— Start of Supplied entries —

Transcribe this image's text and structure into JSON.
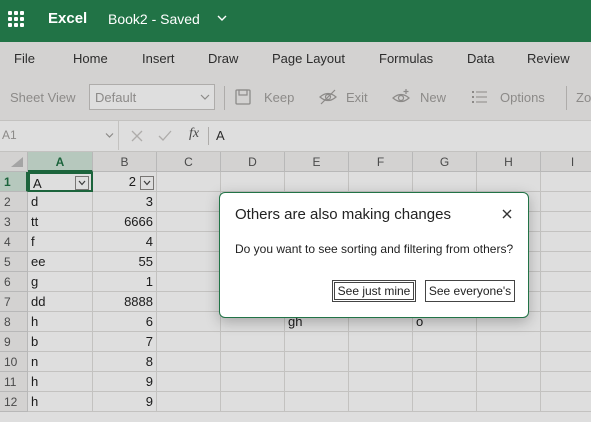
{
  "app": {
    "name": "Excel",
    "doc_title": "Book2 - Saved"
  },
  "tabs": [
    "File",
    "Home",
    "Insert",
    "Draw",
    "Page Layout",
    "Formulas",
    "Data",
    "Review"
  ],
  "ribbon": {
    "sheet_view_label": "Sheet View",
    "view_select_value": "Default",
    "keep_label": "Keep",
    "exit_label": "Exit",
    "new_label": "New",
    "options_label": "Options",
    "zoom_partial": "Zo"
  },
  "formula_bar": {
    "name_box": "A1",
    "fx": "fx",
    "value": "A"
  },
  "columns": [
    "A",
    "B",
    "C",
    "D",
    "E",
    "F",
    "G",
    "H",
    "I"
  ],
  "rows": [
    [
      "A",
      "2",
      "",
      "",
      "",
      "",
      "",
      "",
      ""
    ],
    [
      "d",
      "3",
      "",
      "",
      "",
      "",
      "",
      "",
      ""
    ],
    [
      "tt",
      "6666",
      "",
      "",
      "",
      "",
      "",
      "",
      ""
    ],
    [
      "f",
      "4",
      "",
      "",
      "",
      "",
      "",
      "",
      ""
    ],
    [
      "ee",
      "55",
      "",
      "",
      "",
      "",
      "",
      "",
      ""
    ],
    [
      "g",
      "1",
      "",
      "",
      "",
      "",
      "",
      "",
      ""
    ],
    [
      "dd",
      "8888",
      "",
      "",
      "",
      "",
      "",
      "",
      ""
    ],
    [
      "h",
      "6",
      "",
      "",
      "gh",
      "",
      "o",
      "",
      ""
    ],
    [
      "b",
      "7",
      "",
      "",
      "",
      "",
      "",
      "",
      ""
    ],
    [
      "n",
      "8",
      "",
      "",
      "",
      "",
      "",
      "",
      ""
    ],
    [
      "h",
      "9",
      "",
      "",
      "",
      "",
      "",
      "",
      ""
    ],
    [
      "h",
      "9",
      "",
      "",
      "",
      "",
      "",
      "",
      ""
    ]
  ],
  "dialog": {
    "title": "Others are also making changes",
    "message": "Do you want to see sorting and filtering from others?",
    "primary_button": "See just mine",
    "secondary_button": "See everyone's"
  },
  "colors": {
    "brand": "#217346",
    "selected_header": "#d2e6da"
  }
}
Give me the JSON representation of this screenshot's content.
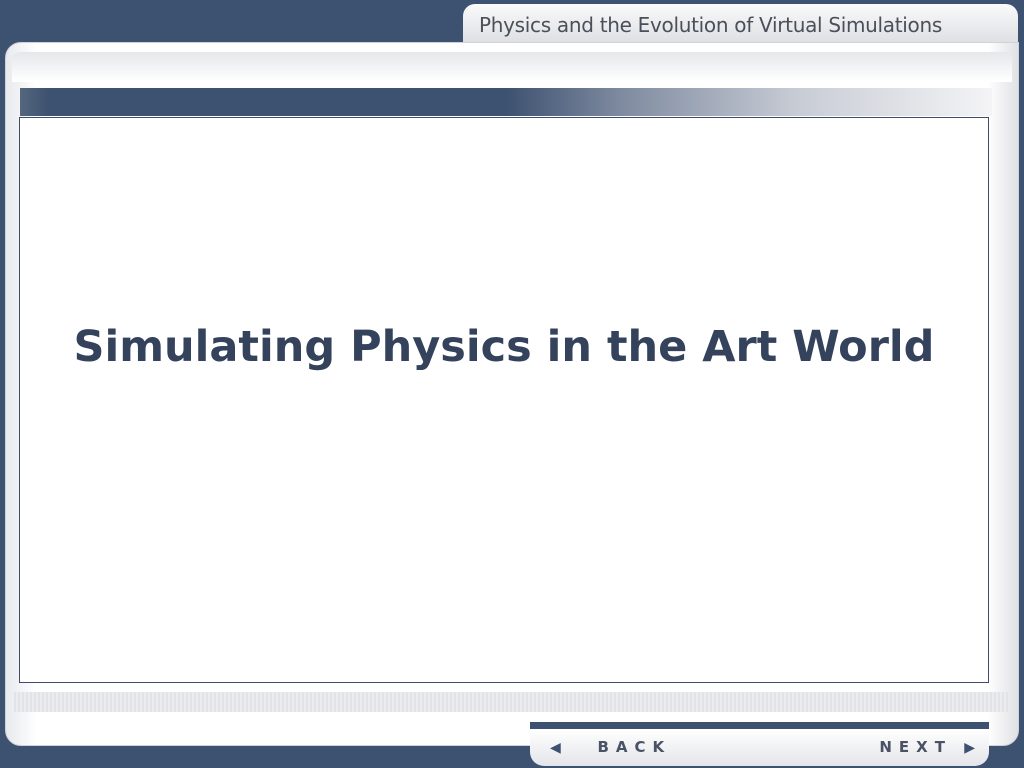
{
  "header": {
    "course_title": "Physics and the Evolution of Virtual Simulations"
  },
  "main": {
    "slide_title": "Simulating Physics in the Art World"
  },
  "nav": {
    "back_label": "BACK",
    "next_label": "NEXT"
  }
}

— End of Supplied entries —

### To be done
Exclude the pictures. Write out the remaining data exactly.

### Exercise response
Transcribe this image's text and structure into JSON.
{
  "app": {
    "name": "Excel",
    "doc_title": "Book2 - Saved"
  },
  "tabs": [
    "File",
    "Home",
    "Insert",
    "Draw",
    "Page Layout",
    "Formulas",
    "Data",
    "Review"
  ],
  "ribbon": {
    "sheet_view_label": "Sheet View",
    "view_select_value": "Default",
    "keep_label": "Keep",
    "exit_label": "Exit",
    "new_label": "New",
    "options_label": "Options",
    "zoom_partial": "Zo"
  },
  "formula_bar": {
    "name_box": "A1",
    "fx": "fx",
    "value": "A"
  },
  "columns": [
    "A",
    "B",
    "C",
    "D",
    "E",
    "F",
    "G",
    "H",
    "I"
  ],
  "rows": [
    [
      "A",
      "2",
      "",
      "",
      "",
      "",
      "",
      "",
      ""
    ],
    [
      "d",
      "3",
      "",
      "",
      "",
      "",
      "",
      "",
      ""
    ],
    [
      "tt",
      "6666",
      "",
      "",
      "",
      "",
      "",
      "",
      ""
    ],
    [
      "f",
      "4",
      "",
      "",
      "",
      "",
      "",
      "",
      ""
    ],
    [
      "ee",
      "55",
      "",
      "",
      "",
      "",
      "",
      "",
      ""
    ],
    [
      "g",
      "1",
      "",
      "",
      "",
      "",
      "",
      "",
      ""
    ],
    [
      "dd",
      "8888",
      "",
      "",
      "",
      "",
      "",
      "",
      ""
    ],
    [
      "h",
      "6",
      "",
      "",
      "gh",
      "",
      "o",
      "",
      ""
    ],
    [
      "b",
      "7",
      "",
      "",
      "",
      "",
      "",
      "",
      ""
    ],
    [
      "n",
      "8",
      "",
      "",
      "",
      "",
      "",
      "",
      ""
    ],
    [
      "h",
      "9",
      "",
      "",
      "",
      "",
      "",
      "",
      ""
    ],
    [
      "h",
      "9",
      "",
      "",
      "",
      "",
      "",
      "",
      ""
    ]
  ],
  "dialog": {
    "title": "Others are also making changes",
    "message": "Do you want to see sorting and filtering from others?",
    "primary_button": "See just mine",
    "secondary_button": "See everyone's"
  },
  "colors": {
    "brand": "#217346",
    "selected_header": "#d2e6da"
  }
}
Give me the JSON representation of this screenshot's content.
{
  "header": {
    "course_title": "Physics and the Evolution of Virtual Simulations"
  },
  "main": {
    "slide_title": "Simulating Physics in the Art World"
  },
  "nav": {
    "back_label": "BACK",
    "next_label": "NEXT"
  }
}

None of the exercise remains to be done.